**Given instruction**
Copy every line from the records below that holds the word "ylabel".

(Figure dataset records)
== == ==
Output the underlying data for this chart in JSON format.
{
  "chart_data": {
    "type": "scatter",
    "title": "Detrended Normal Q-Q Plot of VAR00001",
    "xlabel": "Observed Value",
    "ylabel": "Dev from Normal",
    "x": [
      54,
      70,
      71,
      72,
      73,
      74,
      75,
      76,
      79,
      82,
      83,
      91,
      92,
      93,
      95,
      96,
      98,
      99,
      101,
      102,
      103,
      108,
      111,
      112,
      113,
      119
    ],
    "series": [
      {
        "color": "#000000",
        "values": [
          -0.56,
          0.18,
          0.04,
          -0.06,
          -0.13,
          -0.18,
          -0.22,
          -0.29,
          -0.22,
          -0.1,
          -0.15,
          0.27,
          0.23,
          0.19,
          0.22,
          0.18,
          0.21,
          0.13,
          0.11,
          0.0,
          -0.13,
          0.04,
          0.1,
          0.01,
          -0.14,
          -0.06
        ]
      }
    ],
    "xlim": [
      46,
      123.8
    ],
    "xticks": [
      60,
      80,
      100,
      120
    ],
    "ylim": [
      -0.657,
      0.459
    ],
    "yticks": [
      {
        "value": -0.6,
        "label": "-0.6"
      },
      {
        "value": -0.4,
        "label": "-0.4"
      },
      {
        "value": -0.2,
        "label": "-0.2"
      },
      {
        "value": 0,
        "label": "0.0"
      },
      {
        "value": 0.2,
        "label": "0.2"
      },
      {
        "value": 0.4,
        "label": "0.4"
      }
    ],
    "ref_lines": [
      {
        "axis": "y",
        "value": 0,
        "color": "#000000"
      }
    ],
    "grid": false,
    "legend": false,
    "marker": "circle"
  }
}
== == ==
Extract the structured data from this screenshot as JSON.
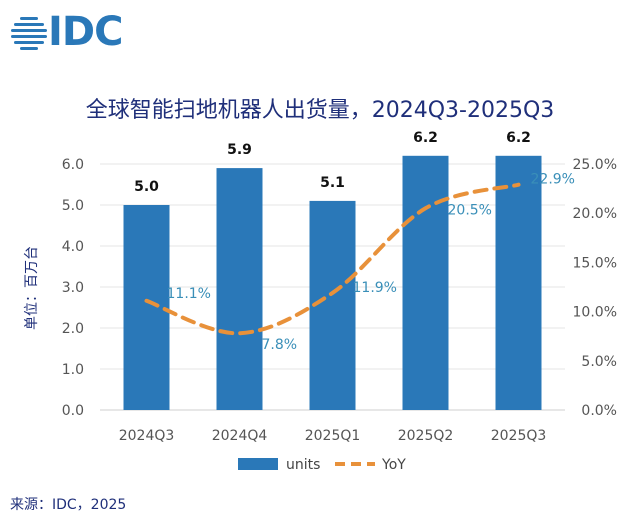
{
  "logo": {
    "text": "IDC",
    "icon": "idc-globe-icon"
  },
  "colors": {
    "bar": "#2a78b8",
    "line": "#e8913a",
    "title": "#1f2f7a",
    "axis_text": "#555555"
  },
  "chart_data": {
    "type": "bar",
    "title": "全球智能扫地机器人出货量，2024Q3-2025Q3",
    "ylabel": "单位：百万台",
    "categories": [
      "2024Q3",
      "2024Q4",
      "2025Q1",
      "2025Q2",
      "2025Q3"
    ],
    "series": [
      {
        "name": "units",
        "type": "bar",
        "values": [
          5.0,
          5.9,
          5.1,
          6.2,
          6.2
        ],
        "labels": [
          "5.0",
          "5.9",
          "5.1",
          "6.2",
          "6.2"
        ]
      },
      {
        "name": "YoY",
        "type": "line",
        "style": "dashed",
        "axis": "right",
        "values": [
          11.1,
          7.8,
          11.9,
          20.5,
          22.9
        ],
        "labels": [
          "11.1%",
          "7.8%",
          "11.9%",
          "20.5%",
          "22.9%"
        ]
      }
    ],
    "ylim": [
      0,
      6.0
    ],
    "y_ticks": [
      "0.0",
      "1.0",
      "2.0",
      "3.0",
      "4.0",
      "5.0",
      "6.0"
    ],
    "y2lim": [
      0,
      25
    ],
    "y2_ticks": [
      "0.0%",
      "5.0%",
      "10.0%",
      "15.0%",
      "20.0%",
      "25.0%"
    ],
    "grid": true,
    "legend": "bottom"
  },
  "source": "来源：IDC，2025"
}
== == ==
**Output for this task**
    "ylabel": "Dev from Normal",
    "ylabel": "单位：百万台",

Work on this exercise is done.